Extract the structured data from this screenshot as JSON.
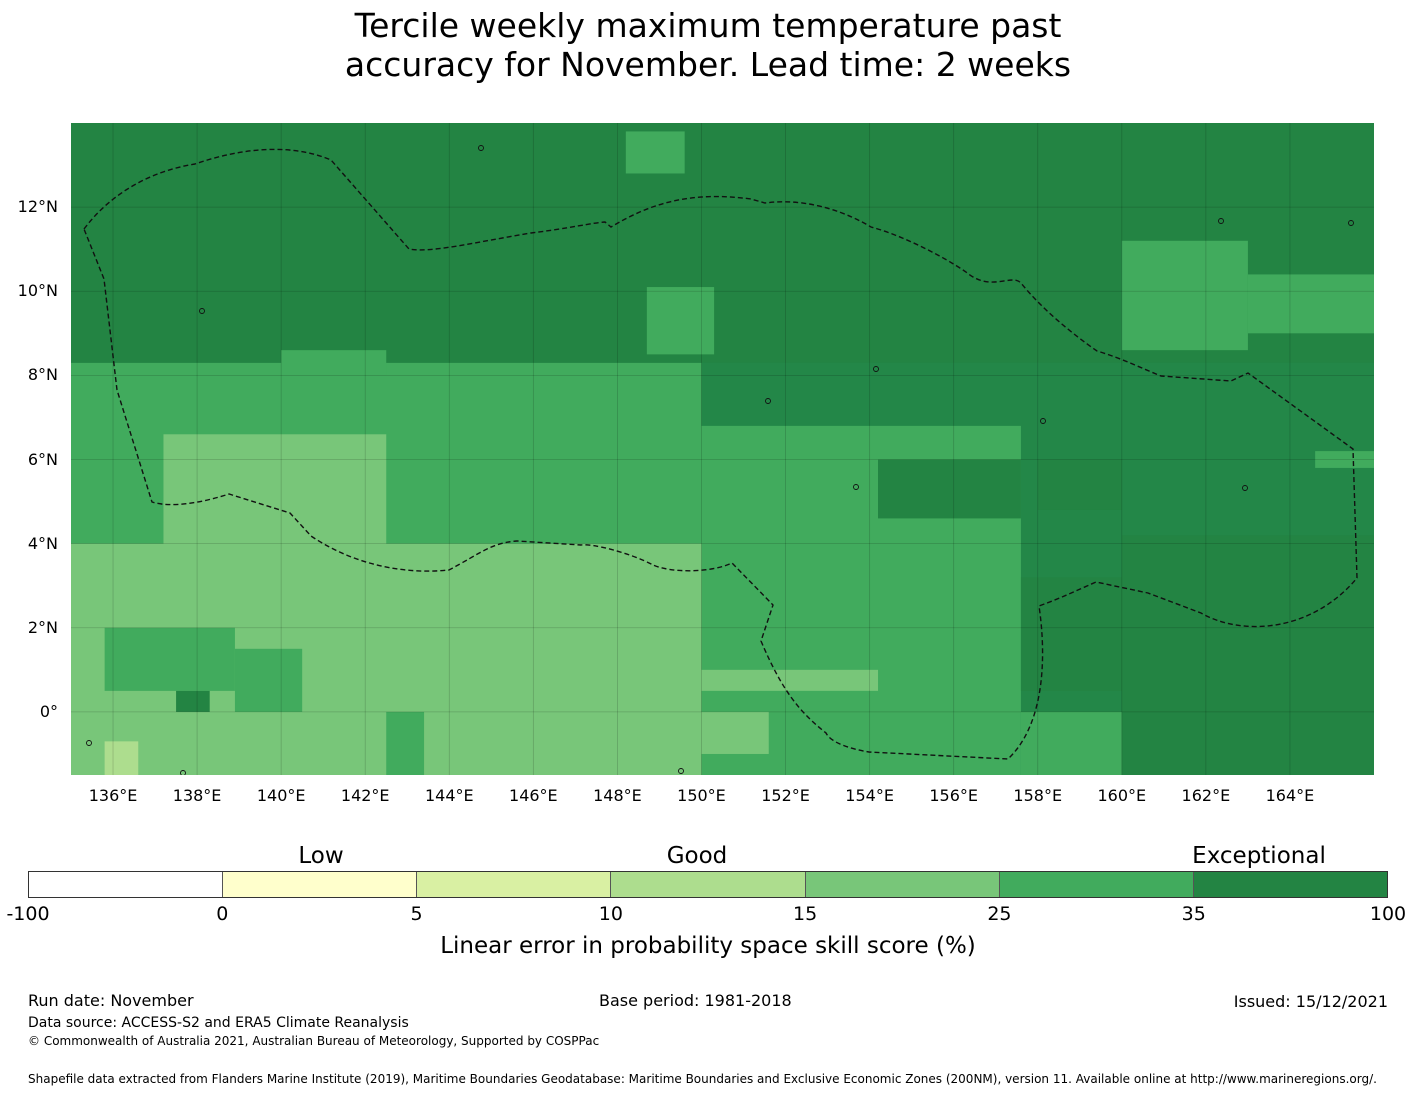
{
  "title_line1": "Tercile weekly maximum temperature past",
  "title_line2": "accuracy for November. Lead time: 2 weeks",
  "map": {
    "lon_range": [
      135.0,
      166.0
    ],
    "lat_range": [
      -1.5,
      14.0
    ],
    "lat_ticks": [
      {
        "value": 12,
        "label": "12°N"
      },
      {
        "value": 10,
        "label": "10°N"
      },
      {
        "value": 8,
        "label": "8°N"
      },
      {
        "value": 6,
        "label": "6°N"
      },
      {
        "value": 4,
        "label": "4°N"
      },
      {
        "value": 2,
        "label": "2°N"
      },
      {
        "value": 0,
        "label": "0°"
      }
    ],
    "lon_ticks": [
      {
        "value": 136,
        "label": "136°E"
      },
      {
        "value": 138,
        "label": "138°E"
      },
      {
        "value": 140,
        "label": "140°E"
      },
      {
        "value": 142,
        "label": "142°E"
      },
      {
        "value": 144,
        "label": "144°E"
      },
      {
        "value": 146,
        "label": "146°E"
      },
      {
        "value": 148,
        "label": "148°E"
      },
      {
        "value": 150,
        "label": "150°E"
      },
      {
        "value": 152,
        "label": "152°E"
      },
      {
        "value": 154,
        "label": "154°E"
      },
      {
        "value": 156,
        "label": "156°E"
      },
      {
        "value": 158,
        "label": "158°E"
      },
      {
        "value": 160,
        "label": "160°E"
      },
      {
        "value": 162,
        "label": "162°E"
      },
      {
        "value": 164,
        "label": "164°E"
      }
    ],
    "skill_zones": [
      {
        "class": "25-35",
        "lon": [
          135.0,
          150.0
        ],
        "lat": [
          -1.5,
          8.3
        ]
      },
      {
        "class": "25-35",
        "lon": [
          150.0,
          157.6
        ],
        "lat": [
          -1.5,
          6.8
        ]
      },
      {
        "class": "25-35",
        "lon": [
          157.6,
          166.0
        ],
        "lat": [
          -1.5,
          0.0
        ]
      },
      {
        "class": "15-25",
        "lon": [
          137.2,
          142.5
        ],
        "lat": [
          3.3,
          6.6
        ]
      },
      {
        "class": "15-25",
        "lon": [
          135.0,
          150.0
        ],
        "lat": [
          -1.5,
          4.0
        ]
      },
      {
        "class": "15-25",
        "lon": [
          150.0,
          154.2
        ],
        "lat": [
          0.5,
          1.0
        ]
      },
      {
        "class": "15-25",
        "lon": [
          150.0,
          151.6
        ],
        "lat": [
          -1.0,
          0.0
        ]
      },
      {
        "class": "25-35",
        "lon": [
          135.8,
          138.9
        ],
        "lat": [
          0.5,
          2.0
        ]
      },
      {
        "class": "25-35",
        "lon": [
          138.9,
          140.5
        ],
        "lat": [
          0.0,
          1.5
        ]
      },
      {
        "class": "25-35",
        "lon": [
          142.5,
          143.4
        ],
        "lat": [
          -1.5,
          0.0
        ]
      },
      {
        "class": "10-15",
        "lon": [
          135.8,
          136.6
        ],
        "lat": [
          -1.5,
          -0.7
        ]
      },
      {
        "class": "35-100",
        "lon": [
          137.5,
          138.3
        ],
        "lat": [
          -0.0,
          0.5
        ]
      },
      {
        "class": "35-100",
        "lon": [
          157.6,
          160.0
        ],
        "lat": [
          0.5,
          3.2
        ]
      },
      {
        "class": "35-100",
        "lon": [
          160.0,
          166.0
        ],
        "lat": [
          -1.5,
          4.2
        ]
      },
      {
        "class": "35-100",
        "lon": [
          135.0,
          166.0
        ],
        "lat": [
          8.3,
          14.0
        ]
      },
      {
        "class": "25-35",
        "lon": [
          148.7,
          150.3
        ],
        "lat": [
          8.5,
          10.1
        ]
      },
      {
        "class": "25-35",
        "lon": [
          140.0,
          142.5
        ],
        "lat": [
          8.0,
          8.6
        ]
      },
      {
        "class": "25-35",
        "lon": [
          148.2,
          149.6
        ],
        "lat": [
          12.8,
          13.8
        ]
      },
      {
        "class": "25-35",
        "lon": [
          160.0,
          163.0
        ],
        "lat": [
          8.6,
          11.2
        ]
      },
      {
        "class": "25-35",
        "lon": [
          163.0,
          166.0
        ],
        "lat": [
          9.0,
          10.4
        ]
      },
      {
        "class": "35-100",
        "lon": [
          154.2,
          157.6
        ],
        "lat": [
          4.6,
          6.0
        ]
      },
      {
        "class": "35-100",
        "lon": [
          158.0,
          160.0
        ],
        "lat": [
          4.8,
          6.0
        ]
      },
      {
        "class": "25-35",
        "lon": [
          164.6,
          166.0
        ],
        "lat": [
          5.8,
          6.2
        ]
      }
    ],
    "skill_colors": {
      "-100-0": "#ffffff",
      "0-5": "#ffffcc",
      "5-10": "#d9f0a3",
      "10-15": "#addd8e",
      "15-25": "#78c679",
      "25-35": "#41ab5d",
      "35-100": "#238443"
    }
  },
  "colorbar": {
    "category_labels": [
      "Low",
      "Good",
      "Exceptional"
    ],
    "ticks": [
      "-100",
      "0",
      "5",
      "10",
      "15",
      "25",
      "35",
      "100"
    ],
    "colors": [
      "#ffffff",
      "#ffffcc",
      "#d9f0a3",
      "#addd8e",
      "#78c679",
      "#41ab5d",
      "#238443"
    ],
    "label": "Linear error in probability space skill score (%)"
  },
  "footer": {
    "run_date": "Run date: November",
    "base_period": "Base period: 1981-2018",
    "issued": "Issued: 15/12/2021",
    "data_source": "Data source: ACCESS-S2 and ERA5 Climate Reanalysis",
    "copyright": "© Commonwealth of Australia 2021, Australian Bureau of Meteorology, Supported by COSPPac",
    "shapefile": "Shapefile data extracted from Flanders Marine Institute (2019), Maritime Boundaries Geodatabase: Maritime Boundaries and Exclusive Economic Zones (200NM), version 11. Available online at http://www.marineregions.org/."
  }
}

------------------------------------

# Given task:
Search the entries for the word "from" and gather every line where it appears.

# Response for this exercise:
Extract the structured data from this screenshot as JSON.
    "shapefile": "Shapefile data extracted from Flanders Marine Institute (2019), Maritime Boundaries Geodatabase: Maritime Boundaries and Exclusive Economic Zones (200NM), version 11. Available online at http://www.marineregions.org/."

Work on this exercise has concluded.